__Goal__: Extract every line below, verbatim.

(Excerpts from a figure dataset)
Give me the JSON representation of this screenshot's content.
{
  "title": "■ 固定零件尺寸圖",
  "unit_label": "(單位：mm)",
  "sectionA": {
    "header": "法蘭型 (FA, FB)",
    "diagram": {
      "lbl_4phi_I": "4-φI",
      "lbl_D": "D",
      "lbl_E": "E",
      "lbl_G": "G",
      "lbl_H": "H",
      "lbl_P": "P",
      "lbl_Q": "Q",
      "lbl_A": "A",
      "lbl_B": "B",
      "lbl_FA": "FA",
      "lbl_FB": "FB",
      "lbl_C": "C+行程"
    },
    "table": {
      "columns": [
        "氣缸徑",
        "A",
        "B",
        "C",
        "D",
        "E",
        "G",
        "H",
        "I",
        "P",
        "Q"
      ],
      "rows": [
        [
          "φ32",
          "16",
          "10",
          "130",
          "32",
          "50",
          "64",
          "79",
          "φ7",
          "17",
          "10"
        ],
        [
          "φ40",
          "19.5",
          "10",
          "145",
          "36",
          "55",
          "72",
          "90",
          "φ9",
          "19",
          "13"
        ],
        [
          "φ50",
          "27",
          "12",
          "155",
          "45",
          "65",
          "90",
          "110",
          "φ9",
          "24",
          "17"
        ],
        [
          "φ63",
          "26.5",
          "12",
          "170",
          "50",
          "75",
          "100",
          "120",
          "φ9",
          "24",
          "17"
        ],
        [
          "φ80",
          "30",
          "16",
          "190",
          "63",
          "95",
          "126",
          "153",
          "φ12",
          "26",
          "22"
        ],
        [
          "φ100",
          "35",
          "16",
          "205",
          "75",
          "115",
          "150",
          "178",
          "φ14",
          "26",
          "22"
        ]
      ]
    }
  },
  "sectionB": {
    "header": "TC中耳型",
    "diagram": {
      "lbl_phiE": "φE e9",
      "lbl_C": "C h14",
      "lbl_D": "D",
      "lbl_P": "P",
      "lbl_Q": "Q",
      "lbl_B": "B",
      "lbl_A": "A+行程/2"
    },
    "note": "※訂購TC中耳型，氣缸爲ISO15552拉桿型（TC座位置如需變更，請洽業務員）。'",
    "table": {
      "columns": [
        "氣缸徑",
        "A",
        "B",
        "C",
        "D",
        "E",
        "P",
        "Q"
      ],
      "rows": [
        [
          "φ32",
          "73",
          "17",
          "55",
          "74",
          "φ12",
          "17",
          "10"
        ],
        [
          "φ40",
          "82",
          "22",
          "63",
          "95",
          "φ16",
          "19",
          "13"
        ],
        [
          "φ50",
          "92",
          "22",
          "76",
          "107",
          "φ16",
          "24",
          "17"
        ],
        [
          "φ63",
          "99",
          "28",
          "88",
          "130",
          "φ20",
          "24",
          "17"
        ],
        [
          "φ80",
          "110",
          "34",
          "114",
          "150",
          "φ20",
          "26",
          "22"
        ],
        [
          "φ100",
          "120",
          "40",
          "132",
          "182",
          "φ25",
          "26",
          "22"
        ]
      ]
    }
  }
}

__Result for this exercise__:
Give me the JSON representation of this screenshot's content.
{
  "title": "■ 固定零件尺寸圖",
  "unit_label": "(單位：mm)",
  "sectionA": {
    "header": "法蘭型 (FA, FB)",
    "diagram": {
      "lbl_4phi_I": "4-φI",
      "lbl_D": "D",
      "lbl_E": "E",
      "lbl_G": "G",
      "lbl_H": "H",
      "lbl_P": "P",
      "lbl_Q": "Q",
      "lbl_A": "A",
      "lbl_B": "B",
      "lbl_FA": "FA",
      "lbl_FB": "FB",
      "lbl_C": "C+行程"
    },
    "table": {
      "columns": [
        "氣缸徑",
        "A",
        "B",
        "C",
        "D",
        "E",
        "G",
        "H",
        "I",
        "P",
        "Q"
      ],
      "rows": [
        [
          "φ32",
          "16",
          "10",
          "130",
          "32",
          "50",
          "64",
          "79",
          "φ7",
          "17",
          "10"
        ],
        [
          "φ40",
          "19.5",
          "10",
          "145",
          "36",
          "55",
          "72",
          "90",
          "φ9",
          "19",
          "13"
        ],
        [
          "φ50",
          "27",
          "12",
          "155",
          "45",
          "65",
          "90",
          "110",
          "φ9",
          "24",
          "17"
        ],
        [
          "φ63",
          "26.5",
          "12",
          "170",
          "50",
          "75",
          "100",
          "120",
          "φ9",
          "24",
          "17"
        ],
        [
          "φ80",
          "30",
          "16",
          "190",
          "63",
          "95",
          "126",
          "153",
          "φ12",
          "26",
          "22"
        ],
        [
          "φ100",
          "35",
          "16",
          "205",
          "75",
          "115",
          "150",
          "178",
          "φ14",
          "26",
          "22"
        ]
      ]
    }
  },
  "sectionB": {
    "header": "TC中耳型",
    "diagram": {
      "lbl_phiE": "φE e9",
      "lbl_C": "C h14",
      "lbl_D": "D",
      "lbl_P": "P",
      "lbl_Q": "Q",
      "lbl_B": "B",
      "lbl_A": "A+行程/2"
    },
    "note": "※訂購TC中耳型，氣缸爲ISO15552拉桿型（TC座位置如需變更，請洽業務員）。'",
    "table": {
      "columns": [
        "氣缸徑",
        "A",
        "B",
        "C",
        "D",
        "E",
        "P",
        "Q"
      ],
      "rows": [
        [
          "φ32",
          "73",
          "17",
          "55",
          "74",
          "φ12",
          "17",
          "10"
        ],
        [
          "φ40",
          "82",
          "22",
          "63",
          "95",
          "φ16",
          "19",
          "13"
        ],
        [
          "φ50",
          "92",
          "22",
          "76",
          "107",
          "φ16",
          "24",
          "17"
        ],
        [
          "φ63",
          "99",
          "28",
          "88",
          "130",
          "φ20",
          "24",
          "17"
        ],
        [
          "φ80",
          "110",
          "34",
          "114",
          "150",
          "φ20",
          "26",
          "22"
        ],
        [
          "φ100",
          "120",
          "40",
          "132",
          "182",
          "φ25",
          "26",
          "22"
        ]
      ]
    }
  }
}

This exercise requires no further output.